▸ **AIM**
Identify and copy all lines of the material where the string "gerak" is found.

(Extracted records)
>>>
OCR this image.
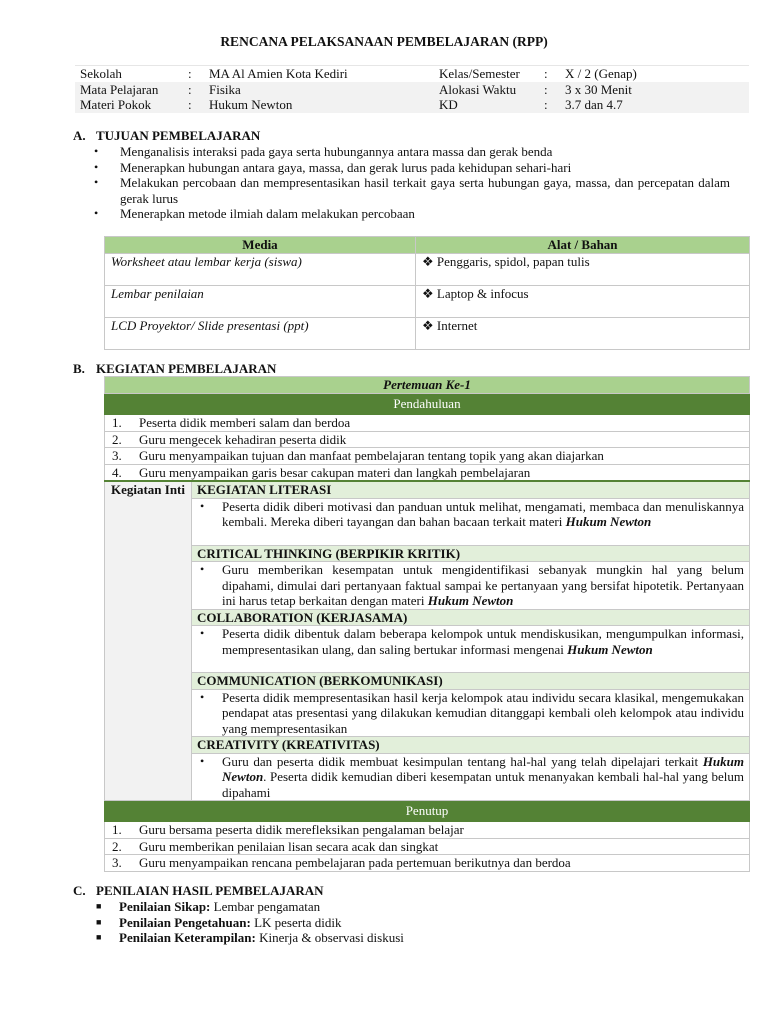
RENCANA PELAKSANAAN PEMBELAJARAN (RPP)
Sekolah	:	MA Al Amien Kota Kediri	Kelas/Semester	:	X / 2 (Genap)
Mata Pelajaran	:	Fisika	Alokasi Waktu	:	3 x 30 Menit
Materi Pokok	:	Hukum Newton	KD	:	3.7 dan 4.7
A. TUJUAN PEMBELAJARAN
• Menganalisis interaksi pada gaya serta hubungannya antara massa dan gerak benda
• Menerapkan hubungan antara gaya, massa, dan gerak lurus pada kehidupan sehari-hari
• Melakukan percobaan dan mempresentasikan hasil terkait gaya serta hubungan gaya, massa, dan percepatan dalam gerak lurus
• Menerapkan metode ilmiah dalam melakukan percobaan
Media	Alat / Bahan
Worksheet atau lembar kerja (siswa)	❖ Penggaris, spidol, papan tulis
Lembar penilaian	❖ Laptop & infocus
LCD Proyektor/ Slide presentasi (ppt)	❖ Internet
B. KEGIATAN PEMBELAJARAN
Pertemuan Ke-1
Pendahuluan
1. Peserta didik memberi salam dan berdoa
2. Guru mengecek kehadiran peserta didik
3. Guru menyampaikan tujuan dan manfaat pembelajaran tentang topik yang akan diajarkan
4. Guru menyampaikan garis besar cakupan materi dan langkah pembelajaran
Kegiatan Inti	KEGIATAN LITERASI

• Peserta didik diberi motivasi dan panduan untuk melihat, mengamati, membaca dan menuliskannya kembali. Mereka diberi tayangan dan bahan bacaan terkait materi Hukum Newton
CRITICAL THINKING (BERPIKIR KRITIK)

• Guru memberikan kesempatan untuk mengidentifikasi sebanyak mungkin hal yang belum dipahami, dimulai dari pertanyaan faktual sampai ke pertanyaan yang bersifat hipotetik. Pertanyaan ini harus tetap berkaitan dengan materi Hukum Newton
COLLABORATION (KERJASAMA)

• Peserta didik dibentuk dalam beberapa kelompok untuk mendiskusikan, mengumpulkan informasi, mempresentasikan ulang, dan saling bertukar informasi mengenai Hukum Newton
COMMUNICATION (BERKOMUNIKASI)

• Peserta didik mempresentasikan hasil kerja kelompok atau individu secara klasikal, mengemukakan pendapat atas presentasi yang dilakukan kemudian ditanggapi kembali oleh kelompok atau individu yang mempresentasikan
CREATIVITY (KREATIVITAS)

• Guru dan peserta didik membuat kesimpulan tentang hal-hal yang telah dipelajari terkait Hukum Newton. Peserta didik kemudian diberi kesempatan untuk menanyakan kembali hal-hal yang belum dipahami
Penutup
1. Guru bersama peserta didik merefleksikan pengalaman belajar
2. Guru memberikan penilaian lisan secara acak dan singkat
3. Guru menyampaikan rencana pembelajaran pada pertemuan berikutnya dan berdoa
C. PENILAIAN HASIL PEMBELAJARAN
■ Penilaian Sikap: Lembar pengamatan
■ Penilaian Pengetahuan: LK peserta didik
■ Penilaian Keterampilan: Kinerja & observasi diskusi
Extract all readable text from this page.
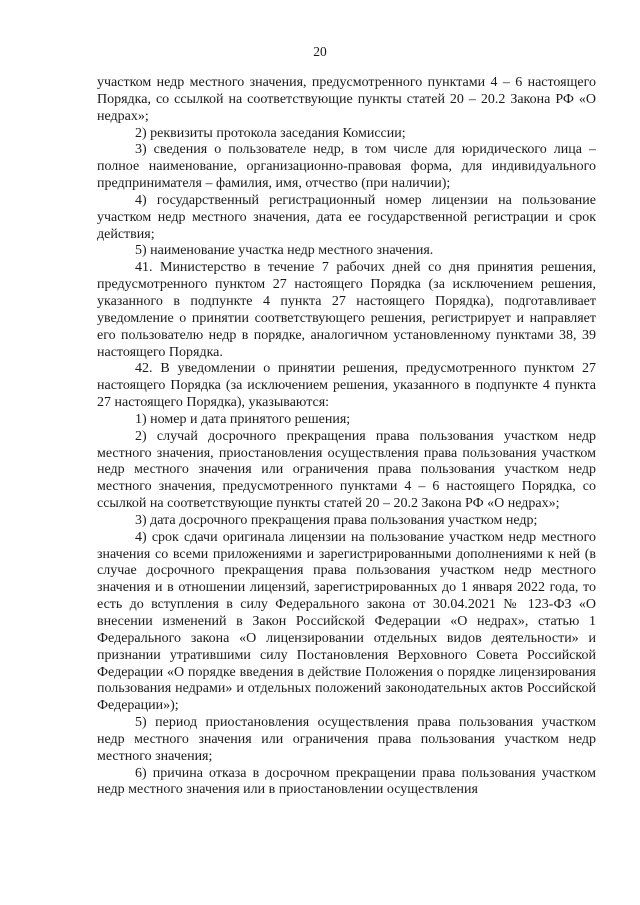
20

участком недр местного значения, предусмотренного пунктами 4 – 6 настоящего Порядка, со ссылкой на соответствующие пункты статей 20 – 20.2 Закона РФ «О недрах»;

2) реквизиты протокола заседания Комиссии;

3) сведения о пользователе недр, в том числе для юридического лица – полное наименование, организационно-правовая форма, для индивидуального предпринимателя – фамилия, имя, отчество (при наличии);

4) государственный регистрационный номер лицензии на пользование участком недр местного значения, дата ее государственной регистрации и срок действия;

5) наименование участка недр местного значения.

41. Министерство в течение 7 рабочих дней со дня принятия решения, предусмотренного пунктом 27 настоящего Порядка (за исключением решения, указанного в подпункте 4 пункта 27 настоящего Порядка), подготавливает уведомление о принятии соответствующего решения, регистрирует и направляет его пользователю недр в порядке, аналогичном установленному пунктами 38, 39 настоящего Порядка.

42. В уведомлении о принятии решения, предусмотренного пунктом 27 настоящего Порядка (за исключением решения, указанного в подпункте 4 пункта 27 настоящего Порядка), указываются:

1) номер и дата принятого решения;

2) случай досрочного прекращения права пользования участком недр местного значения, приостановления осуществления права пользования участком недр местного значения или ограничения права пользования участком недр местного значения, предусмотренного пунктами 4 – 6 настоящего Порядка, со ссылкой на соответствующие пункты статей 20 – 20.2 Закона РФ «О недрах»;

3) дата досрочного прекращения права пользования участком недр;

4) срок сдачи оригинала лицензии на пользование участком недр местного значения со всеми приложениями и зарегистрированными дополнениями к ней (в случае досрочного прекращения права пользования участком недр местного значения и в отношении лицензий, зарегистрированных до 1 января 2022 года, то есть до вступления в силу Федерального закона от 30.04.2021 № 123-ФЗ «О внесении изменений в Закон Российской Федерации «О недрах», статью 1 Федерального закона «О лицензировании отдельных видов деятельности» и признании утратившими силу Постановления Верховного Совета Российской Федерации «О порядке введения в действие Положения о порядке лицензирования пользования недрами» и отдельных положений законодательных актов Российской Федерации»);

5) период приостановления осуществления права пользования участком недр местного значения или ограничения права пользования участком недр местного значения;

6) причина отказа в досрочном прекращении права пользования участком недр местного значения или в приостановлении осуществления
<<<
>>>
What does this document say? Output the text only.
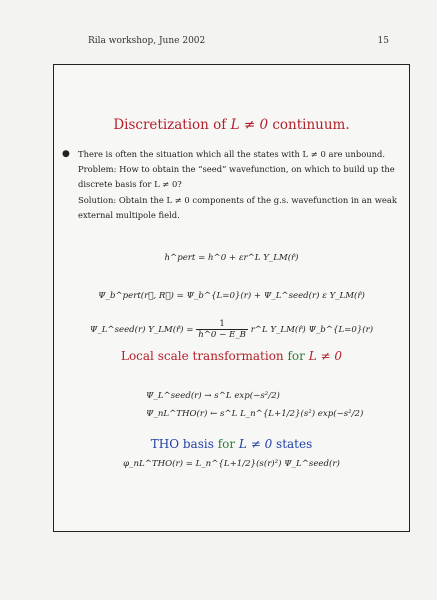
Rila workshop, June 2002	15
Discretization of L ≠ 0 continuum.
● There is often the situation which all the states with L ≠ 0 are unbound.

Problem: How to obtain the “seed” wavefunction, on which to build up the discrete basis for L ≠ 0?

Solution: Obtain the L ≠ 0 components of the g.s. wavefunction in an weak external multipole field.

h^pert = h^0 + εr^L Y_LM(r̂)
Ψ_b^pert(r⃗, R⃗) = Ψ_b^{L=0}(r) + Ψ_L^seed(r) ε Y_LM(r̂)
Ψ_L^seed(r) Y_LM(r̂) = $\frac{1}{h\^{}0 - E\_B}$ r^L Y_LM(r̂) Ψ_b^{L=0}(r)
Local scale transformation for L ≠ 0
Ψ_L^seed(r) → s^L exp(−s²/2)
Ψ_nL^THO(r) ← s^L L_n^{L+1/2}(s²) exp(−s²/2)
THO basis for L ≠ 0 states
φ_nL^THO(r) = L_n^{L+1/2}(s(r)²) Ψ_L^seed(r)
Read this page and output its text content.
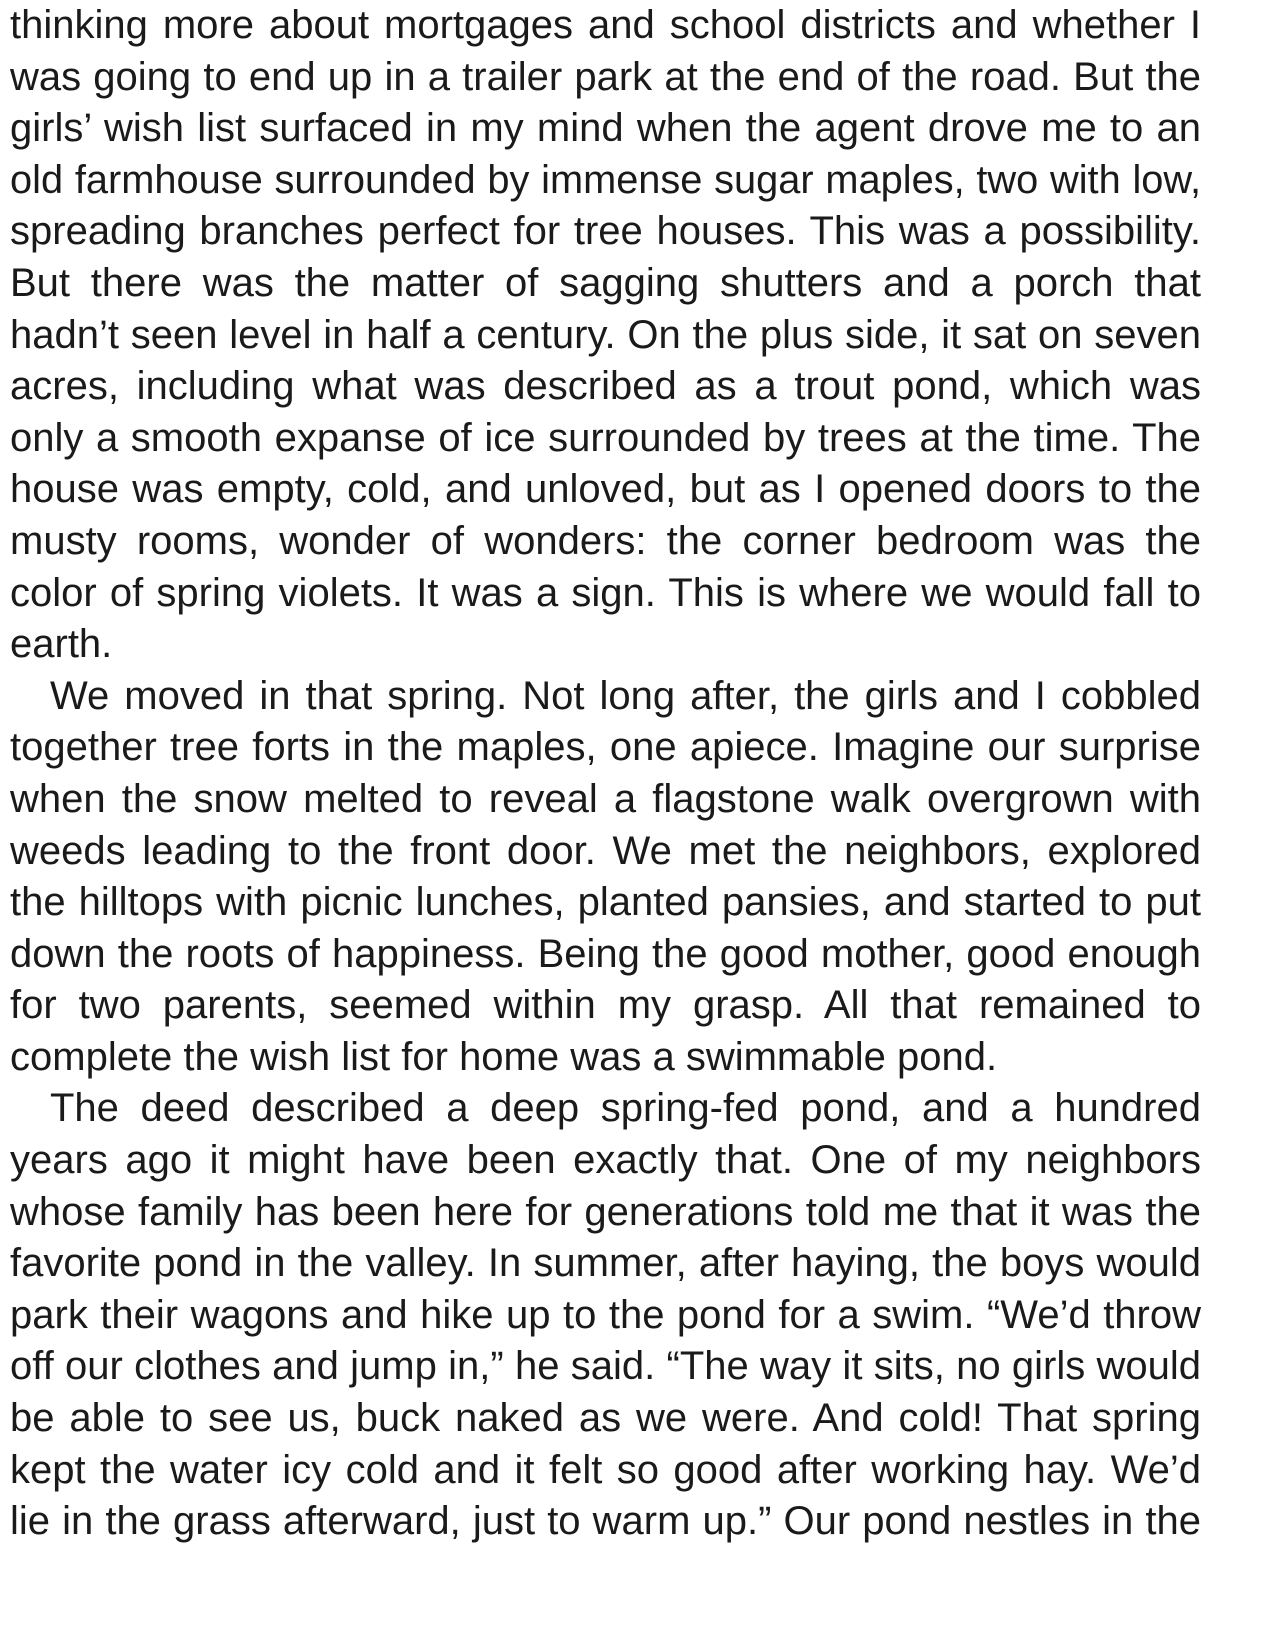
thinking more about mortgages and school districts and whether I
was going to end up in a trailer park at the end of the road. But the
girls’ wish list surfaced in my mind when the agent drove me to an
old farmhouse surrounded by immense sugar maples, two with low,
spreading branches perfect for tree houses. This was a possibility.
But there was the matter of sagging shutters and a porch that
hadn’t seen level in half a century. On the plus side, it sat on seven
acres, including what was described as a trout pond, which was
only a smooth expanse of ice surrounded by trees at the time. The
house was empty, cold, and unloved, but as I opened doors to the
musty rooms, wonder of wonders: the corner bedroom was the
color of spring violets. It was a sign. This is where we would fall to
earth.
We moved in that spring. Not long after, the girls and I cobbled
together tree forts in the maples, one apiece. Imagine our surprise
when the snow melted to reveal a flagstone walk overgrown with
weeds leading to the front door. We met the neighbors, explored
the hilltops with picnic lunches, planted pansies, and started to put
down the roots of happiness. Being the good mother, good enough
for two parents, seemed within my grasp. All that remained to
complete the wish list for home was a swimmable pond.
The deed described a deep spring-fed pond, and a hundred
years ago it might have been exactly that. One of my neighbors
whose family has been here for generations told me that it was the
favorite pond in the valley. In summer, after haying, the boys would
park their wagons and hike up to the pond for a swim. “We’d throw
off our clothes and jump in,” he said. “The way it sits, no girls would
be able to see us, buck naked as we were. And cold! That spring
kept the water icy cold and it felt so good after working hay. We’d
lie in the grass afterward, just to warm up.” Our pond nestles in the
<<<
>>>
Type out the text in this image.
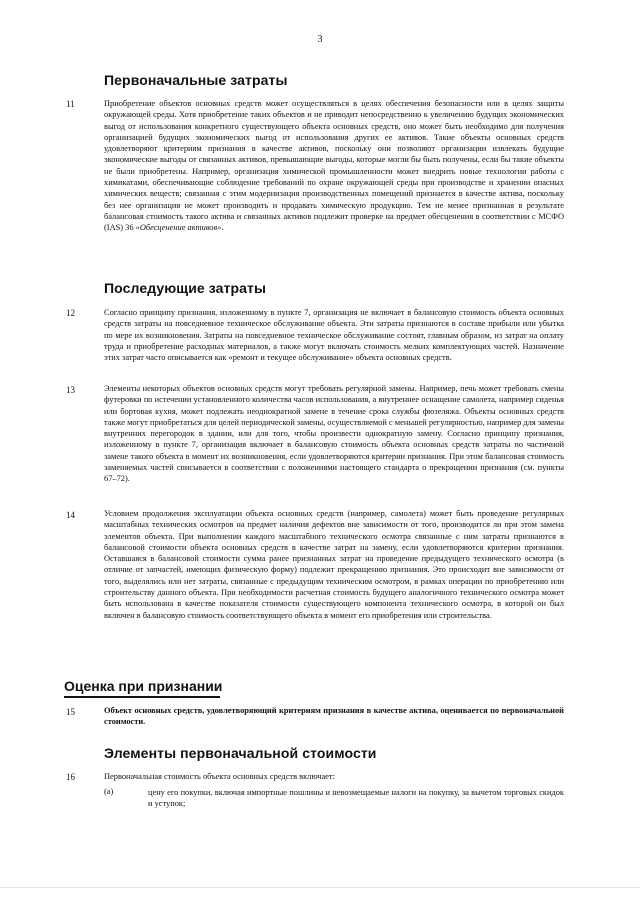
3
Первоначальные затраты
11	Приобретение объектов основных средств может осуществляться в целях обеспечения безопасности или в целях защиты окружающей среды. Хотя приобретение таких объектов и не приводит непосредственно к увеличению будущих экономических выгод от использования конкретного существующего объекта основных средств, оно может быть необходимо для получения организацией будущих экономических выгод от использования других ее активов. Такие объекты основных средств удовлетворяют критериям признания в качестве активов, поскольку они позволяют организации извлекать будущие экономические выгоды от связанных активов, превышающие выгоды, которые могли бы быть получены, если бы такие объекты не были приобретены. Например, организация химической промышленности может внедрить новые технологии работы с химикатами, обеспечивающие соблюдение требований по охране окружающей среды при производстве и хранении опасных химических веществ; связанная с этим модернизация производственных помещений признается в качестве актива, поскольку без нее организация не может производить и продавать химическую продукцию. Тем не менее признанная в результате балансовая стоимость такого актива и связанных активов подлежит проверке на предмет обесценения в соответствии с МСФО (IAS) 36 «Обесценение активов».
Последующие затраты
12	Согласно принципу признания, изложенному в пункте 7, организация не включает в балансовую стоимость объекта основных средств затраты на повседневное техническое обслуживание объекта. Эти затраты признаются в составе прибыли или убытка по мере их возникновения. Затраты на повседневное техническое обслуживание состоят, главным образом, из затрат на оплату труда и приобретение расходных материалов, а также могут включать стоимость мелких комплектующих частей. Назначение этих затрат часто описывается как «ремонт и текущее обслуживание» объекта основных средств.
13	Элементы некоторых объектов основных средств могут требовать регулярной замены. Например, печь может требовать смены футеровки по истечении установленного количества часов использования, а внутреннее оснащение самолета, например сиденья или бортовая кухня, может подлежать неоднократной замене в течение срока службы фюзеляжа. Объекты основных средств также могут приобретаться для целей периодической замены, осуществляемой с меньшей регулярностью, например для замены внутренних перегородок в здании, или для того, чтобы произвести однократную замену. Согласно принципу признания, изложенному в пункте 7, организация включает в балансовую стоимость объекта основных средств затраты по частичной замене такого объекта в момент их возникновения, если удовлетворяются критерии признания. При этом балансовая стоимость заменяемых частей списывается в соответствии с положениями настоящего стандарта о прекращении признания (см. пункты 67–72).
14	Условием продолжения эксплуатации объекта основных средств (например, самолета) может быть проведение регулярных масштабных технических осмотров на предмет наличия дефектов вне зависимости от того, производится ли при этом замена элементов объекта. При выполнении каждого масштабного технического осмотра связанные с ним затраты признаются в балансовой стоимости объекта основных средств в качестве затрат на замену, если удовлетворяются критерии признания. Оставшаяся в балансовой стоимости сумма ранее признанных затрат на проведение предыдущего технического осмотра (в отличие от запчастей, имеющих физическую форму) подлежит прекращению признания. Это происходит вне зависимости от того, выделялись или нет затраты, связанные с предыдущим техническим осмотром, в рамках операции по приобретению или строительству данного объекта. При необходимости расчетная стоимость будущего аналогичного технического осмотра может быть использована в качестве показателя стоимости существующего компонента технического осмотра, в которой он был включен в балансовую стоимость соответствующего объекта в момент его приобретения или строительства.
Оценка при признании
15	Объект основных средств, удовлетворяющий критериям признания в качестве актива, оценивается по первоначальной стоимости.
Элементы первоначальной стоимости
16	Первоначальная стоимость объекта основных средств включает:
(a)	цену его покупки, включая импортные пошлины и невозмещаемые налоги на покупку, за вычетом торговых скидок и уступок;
<<<
▸ **ANSWER TO THIS PROBLEM**
• Menganalisis interaksi pada gaya serta hubungannya antara massa dan gerak benda
• Menerapkan hubungan antara gaya, massa, dan gerak lurus pada kehidupan sehari-hari
• Melakukan percobaan dan mempresentasikan hasil terkait gaya serta hubungan gaya, massa, dan percepatan dalam gerak lurus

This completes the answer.